** START Supplied records **

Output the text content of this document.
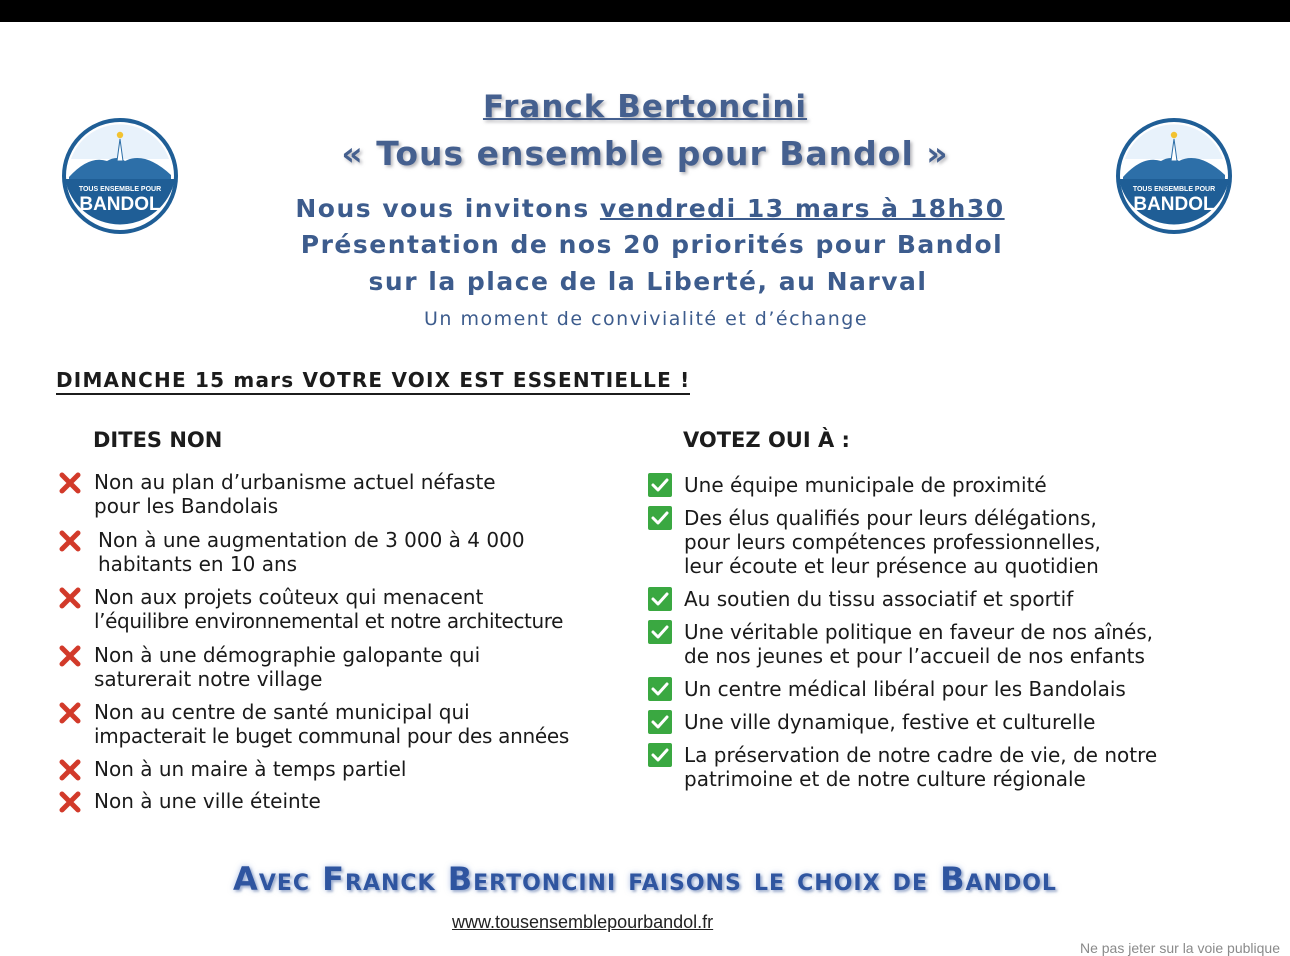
TOUS ENSEMBLE POUR
BANDOL
TOUS ENSEMBLE POUR
BANDOL
Franck Bertoncini
« Tous ensemble pour Bandol »
Nous vous invitons vendredi 13 mars à 18h30
Présentation de nos 20 priorités pour Bandol
sur la place de la Liberté, au Narval
Un moment de convivialité et d’échange
DIMANCHE 15 mars VOTRE VOIX EST ESSENTIELLE !
DITES NON	VOTEZ OUI À :
Non au plan d’urbanisme actuel néfaste
pour les Bandolais
Non à une augmentation de 3 000 à 4 000
habitants en 10 ans
Non aux projets coûteux qui menacent
l’équilibre environnemental et notre architecture
Non à une démographie galopante qui
saturerait notre village
Non au centre de santé municipal qui
impacterait le buget communal pour des années
Non à un maire à temps partiel
Non à une ville éteinte
Une équipe municipale de proximité
Des élus qualifiés pour leurs délégations,
pour leurs compétences professionnelles,
leur écoute et leur présence au quotidien
Au soutien du tissu associatif et sportif
Une véritable politique en faveur de nos aînés,
de nos jeunes et pour l’accueil de nos enfants
Un centre médical libéral pour les Bandolais
Une ville dynamique, festive et culturelle
La préservation de notre cadre de vie, de notre
patrimoine et de notre culture régionale
Avec Franck Bertoncini faisons le choix de Bandol
www.tousensemblepourbandol.fr
Ne pas jeter sur la voie publique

** END Supplied records **

Brief: Retype each entry precisely. Skip images entirely.

Output below:
Output the text content of this document.
TOUS ENSEMBLE POUR
BANDOL
TOUS ENSEMBLE POUR
BANDOL
Franck Bertoncini
« Tous ensemble pour Bandol »
Nous vous invitons vendredi 13 mars à 18h30
Présentation de nos 20 priorités pour Bandol
sur la place de la Liberté, au Narval
Un moment de convivialité et d’échange
DIMANCHE 15 mars VOTRE VOIX EST ESSENTIELLE !
DITES NON	VOTEZ OUI À :
Non au plan d’urbanisme actuel néfaste
pour les Bandolais
Non à une augmentation de 3 000 à 4 000
habitants en 10 ans
Non aux projets coûteux qui menacent
l’équilibre environnemental et notre architecture
Non à une démographie galopante qui
saturerait notre village
Non au centre de santé municipal qui
impacterait le buget communal pour des années
Non à un maire à temps partiel
Non à une ville éteinte
Une équipe municipale de proximité
Des élus qualifiés pour leurs délégations,
pour leurs compétences professionnelles,
leur écoute et leur présence au quotidien
Au soutien du tissu associatif et sportif
Une véritable politique en faveur de nos aînés,
de nos jeunes et pour l’accueil de nos enfants
Un centre médical libéral pour les Bandolais
Une ville dynamique, festive et culturelle
La préservation de notre cadre de vie, de notre
patrimoine et de notre culture régionale
Avec Franck Bertoncini faisons le choix de Bandol
www.tousensemblepourbandol.fr
Ne pas jeter sur la voie publique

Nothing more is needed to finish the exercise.